_What is required_.
How many lines of the records contain the string "Evaluate"? Reply with the number alone.

[Stored dataset items]
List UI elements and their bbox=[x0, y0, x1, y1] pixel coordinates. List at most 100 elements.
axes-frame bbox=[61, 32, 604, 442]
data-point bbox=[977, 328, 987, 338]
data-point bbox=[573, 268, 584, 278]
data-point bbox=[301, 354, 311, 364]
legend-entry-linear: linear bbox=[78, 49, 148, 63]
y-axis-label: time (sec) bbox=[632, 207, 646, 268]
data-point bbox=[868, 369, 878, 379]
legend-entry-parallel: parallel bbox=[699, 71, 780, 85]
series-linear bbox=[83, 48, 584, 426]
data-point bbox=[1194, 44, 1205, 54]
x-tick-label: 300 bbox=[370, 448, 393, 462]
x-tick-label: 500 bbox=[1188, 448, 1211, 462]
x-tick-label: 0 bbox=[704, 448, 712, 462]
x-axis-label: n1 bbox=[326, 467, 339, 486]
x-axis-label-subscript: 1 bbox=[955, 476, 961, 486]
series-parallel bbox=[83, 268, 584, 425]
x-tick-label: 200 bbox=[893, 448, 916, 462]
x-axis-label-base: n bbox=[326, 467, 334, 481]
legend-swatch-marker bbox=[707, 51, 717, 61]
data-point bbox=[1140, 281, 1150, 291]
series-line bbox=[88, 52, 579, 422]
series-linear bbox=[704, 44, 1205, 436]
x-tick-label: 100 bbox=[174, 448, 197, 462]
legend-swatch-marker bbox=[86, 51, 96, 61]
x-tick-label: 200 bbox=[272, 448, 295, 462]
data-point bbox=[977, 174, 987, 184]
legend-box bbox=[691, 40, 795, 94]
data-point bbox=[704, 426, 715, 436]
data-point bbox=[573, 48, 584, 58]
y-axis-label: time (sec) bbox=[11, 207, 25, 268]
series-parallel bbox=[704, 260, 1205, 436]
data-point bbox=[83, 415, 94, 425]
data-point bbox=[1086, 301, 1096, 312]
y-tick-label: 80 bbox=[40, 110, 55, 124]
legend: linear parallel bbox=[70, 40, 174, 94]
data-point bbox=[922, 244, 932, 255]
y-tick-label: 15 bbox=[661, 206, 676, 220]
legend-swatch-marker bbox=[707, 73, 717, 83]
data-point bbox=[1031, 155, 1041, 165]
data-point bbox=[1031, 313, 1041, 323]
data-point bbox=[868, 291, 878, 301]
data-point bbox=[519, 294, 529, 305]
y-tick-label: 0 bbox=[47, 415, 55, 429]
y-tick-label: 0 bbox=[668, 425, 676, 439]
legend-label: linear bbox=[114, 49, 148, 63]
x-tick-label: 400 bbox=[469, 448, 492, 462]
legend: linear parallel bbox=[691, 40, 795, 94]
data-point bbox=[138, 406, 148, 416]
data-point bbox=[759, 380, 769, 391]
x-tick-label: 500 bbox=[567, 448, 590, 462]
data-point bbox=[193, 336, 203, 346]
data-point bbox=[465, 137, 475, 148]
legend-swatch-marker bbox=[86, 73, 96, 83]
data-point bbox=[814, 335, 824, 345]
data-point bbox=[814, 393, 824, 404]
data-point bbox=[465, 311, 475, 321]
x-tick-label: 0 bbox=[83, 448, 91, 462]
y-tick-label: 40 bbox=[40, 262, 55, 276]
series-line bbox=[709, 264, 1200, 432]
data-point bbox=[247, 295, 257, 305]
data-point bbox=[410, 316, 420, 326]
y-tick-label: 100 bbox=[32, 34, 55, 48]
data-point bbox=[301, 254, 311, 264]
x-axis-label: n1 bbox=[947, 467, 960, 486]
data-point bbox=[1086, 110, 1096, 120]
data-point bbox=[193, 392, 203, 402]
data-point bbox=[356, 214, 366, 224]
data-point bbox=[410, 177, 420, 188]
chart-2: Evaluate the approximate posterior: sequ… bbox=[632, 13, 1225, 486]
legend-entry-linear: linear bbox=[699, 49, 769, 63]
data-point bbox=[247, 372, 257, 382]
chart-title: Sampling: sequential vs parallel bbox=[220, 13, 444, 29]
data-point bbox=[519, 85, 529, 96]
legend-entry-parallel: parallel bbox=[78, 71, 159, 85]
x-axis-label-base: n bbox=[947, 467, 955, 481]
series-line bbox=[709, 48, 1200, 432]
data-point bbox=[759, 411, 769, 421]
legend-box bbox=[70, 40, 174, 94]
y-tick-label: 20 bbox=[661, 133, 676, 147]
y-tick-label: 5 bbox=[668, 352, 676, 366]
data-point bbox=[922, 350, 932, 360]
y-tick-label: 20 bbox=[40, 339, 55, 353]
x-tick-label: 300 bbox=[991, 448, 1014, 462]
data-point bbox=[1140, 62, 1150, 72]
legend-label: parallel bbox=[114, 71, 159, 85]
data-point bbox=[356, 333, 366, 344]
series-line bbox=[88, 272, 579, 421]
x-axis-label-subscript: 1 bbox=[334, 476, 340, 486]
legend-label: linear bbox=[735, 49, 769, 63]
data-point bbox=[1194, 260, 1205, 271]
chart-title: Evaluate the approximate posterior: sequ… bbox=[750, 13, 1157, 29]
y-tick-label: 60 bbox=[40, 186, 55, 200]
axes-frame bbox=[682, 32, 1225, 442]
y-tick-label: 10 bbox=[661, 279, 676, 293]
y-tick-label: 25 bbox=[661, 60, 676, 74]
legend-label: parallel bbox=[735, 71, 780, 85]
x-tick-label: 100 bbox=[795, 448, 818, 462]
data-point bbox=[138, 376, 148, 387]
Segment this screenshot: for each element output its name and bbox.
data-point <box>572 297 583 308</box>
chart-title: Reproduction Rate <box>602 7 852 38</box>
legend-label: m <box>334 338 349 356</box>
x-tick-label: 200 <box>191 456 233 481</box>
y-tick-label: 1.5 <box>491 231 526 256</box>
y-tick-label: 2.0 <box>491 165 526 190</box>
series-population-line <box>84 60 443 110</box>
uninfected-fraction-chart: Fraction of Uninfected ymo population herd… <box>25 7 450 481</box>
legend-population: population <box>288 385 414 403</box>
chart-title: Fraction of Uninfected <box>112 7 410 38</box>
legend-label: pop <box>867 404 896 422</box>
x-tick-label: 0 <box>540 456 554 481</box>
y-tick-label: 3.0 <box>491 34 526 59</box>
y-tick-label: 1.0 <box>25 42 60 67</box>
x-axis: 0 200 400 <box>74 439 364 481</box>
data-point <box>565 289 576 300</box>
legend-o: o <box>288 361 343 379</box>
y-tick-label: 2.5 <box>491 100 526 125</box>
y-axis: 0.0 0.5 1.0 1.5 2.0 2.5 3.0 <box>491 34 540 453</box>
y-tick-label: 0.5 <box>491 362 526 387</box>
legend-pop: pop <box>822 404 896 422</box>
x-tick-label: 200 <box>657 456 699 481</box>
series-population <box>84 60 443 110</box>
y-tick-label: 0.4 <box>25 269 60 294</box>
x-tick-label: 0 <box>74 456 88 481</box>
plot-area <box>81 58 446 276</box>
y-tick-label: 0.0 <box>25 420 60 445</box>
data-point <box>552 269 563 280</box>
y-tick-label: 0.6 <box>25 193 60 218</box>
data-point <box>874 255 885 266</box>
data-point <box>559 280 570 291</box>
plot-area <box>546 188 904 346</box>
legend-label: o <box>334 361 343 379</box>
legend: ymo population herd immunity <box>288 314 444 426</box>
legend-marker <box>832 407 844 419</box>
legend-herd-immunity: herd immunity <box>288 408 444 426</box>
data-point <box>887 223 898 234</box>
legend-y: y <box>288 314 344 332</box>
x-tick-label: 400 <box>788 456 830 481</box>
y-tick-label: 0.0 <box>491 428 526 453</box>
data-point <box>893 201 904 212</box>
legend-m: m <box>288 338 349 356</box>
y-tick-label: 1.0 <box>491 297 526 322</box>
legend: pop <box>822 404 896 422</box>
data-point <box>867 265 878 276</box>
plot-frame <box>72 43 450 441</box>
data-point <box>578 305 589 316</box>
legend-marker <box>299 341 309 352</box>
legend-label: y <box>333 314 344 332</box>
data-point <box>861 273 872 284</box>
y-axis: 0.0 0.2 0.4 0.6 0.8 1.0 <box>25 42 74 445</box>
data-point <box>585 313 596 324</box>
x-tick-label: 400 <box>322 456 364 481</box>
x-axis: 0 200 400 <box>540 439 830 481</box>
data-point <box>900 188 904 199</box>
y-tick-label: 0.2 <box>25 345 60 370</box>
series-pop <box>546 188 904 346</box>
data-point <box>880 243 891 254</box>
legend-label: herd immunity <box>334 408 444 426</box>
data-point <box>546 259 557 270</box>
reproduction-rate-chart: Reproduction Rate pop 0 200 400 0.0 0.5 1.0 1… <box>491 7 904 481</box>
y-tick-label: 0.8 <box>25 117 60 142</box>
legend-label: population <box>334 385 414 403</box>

_Written solution_.
2